■ TASK DETAILS ■
Each line of the data that includes the string "rival" is to be copied out.

[Start of PROVIDED RECORDS]

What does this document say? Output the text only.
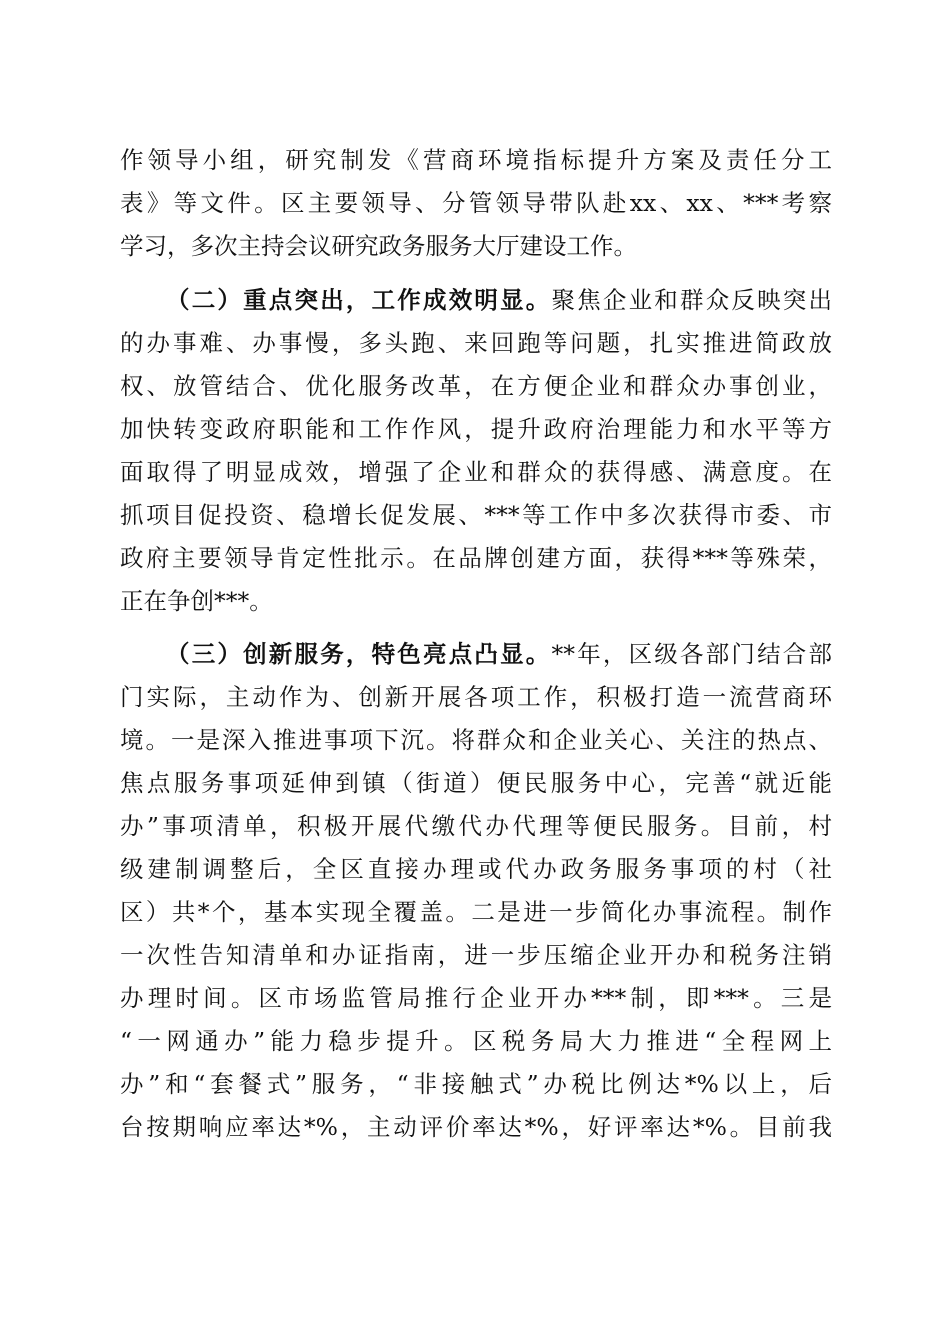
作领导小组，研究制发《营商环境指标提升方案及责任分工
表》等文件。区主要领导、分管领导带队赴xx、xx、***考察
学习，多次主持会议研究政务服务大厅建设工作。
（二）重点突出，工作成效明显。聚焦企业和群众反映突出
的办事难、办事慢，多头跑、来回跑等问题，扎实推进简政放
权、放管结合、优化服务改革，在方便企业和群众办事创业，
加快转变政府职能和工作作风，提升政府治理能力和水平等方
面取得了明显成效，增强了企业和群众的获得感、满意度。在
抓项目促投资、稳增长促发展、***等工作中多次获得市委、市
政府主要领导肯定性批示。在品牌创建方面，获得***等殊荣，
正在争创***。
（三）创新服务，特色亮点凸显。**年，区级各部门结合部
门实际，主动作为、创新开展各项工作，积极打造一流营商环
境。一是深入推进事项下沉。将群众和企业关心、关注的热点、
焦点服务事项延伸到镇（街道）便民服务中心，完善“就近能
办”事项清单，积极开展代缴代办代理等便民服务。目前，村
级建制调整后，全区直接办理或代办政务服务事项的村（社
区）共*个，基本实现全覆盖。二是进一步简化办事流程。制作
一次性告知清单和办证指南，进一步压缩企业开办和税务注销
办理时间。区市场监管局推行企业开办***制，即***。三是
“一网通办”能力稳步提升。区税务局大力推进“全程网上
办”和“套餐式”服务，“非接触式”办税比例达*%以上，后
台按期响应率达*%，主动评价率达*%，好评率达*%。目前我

[End of PROVIDED RECORDS]
[Start of PROVIDED RECORDS]

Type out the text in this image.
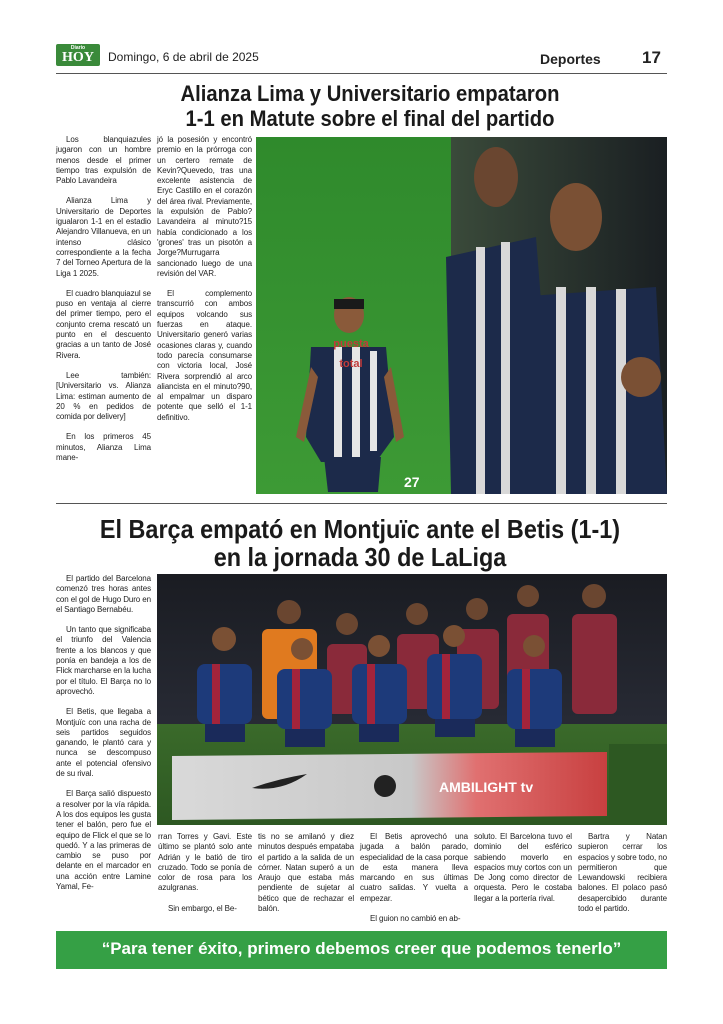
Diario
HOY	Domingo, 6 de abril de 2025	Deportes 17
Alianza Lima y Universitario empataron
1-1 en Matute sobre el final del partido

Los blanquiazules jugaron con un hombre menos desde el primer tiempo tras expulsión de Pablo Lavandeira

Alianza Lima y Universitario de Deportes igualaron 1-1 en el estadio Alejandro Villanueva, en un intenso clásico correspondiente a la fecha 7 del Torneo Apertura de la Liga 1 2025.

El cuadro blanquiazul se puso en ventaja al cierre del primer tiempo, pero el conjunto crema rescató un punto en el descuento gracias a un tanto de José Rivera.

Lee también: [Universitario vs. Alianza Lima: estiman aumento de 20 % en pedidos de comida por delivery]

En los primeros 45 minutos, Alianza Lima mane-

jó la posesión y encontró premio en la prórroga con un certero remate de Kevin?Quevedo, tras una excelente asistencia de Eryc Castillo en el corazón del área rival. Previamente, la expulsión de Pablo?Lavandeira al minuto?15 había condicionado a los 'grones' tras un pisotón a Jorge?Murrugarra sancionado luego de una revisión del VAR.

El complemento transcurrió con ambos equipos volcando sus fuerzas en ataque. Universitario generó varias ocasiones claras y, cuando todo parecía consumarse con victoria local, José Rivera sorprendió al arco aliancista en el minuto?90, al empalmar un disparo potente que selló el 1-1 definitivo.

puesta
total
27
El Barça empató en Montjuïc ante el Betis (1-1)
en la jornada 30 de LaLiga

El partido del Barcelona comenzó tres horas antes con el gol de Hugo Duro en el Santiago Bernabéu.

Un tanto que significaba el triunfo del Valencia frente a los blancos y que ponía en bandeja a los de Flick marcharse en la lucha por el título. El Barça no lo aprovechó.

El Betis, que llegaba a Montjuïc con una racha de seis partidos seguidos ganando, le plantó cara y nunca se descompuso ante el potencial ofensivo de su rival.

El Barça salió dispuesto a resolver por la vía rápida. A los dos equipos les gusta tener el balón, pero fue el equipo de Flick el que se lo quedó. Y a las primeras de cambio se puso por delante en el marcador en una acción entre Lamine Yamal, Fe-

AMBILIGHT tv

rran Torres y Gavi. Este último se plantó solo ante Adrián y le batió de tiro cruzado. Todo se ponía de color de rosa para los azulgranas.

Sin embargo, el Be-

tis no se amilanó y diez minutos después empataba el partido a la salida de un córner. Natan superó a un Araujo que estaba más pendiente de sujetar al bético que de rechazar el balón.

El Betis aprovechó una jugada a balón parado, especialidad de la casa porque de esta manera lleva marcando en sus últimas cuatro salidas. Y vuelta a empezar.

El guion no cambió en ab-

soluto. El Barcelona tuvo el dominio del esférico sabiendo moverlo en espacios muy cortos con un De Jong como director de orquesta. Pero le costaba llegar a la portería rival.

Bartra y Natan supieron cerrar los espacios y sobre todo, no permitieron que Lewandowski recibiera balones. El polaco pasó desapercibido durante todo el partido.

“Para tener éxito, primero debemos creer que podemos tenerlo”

[End of PROVIDED RECORDS]
[Start of PROVIDED RECORDS]

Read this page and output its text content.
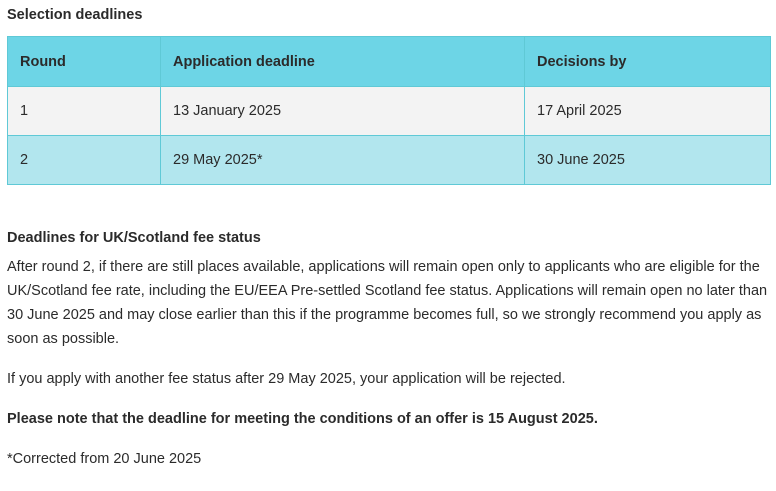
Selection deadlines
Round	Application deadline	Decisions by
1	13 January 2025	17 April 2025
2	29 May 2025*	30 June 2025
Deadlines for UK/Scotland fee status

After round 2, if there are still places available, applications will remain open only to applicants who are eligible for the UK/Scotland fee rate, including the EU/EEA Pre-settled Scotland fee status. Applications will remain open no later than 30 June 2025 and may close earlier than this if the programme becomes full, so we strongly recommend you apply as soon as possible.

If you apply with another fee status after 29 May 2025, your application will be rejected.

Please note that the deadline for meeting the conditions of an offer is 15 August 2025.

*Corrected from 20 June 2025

[End of PROVIDED RECORDS]

■ WRITTEN RESPONSE ■
jó la posesión y encontró premio en la prórroga con un certero remate de Kevin?Quevedo, tras una excelente asistencia de Eryc Castillo en el corazón del área rival. Previamente, la expulsión de Pablo?Lavandeira al minuto?15 había condicionado a los 'grones' tras un pisotón a Jorge?Murrugarra sancionado luego de una revisión del VAR.
El Betis, que llegaba a Montjuïc con una racha de seis partidos seguidos ganando, le plantó cara y nunca se descompuso ante el potencial ofensivo de su rival.
soluto. El Barcelona tuvo el dominio del esférico sabiendo moverlo en espacios muy cortos con un De Jong como director de orquesta. Pero le costaba llegar a la portería rival.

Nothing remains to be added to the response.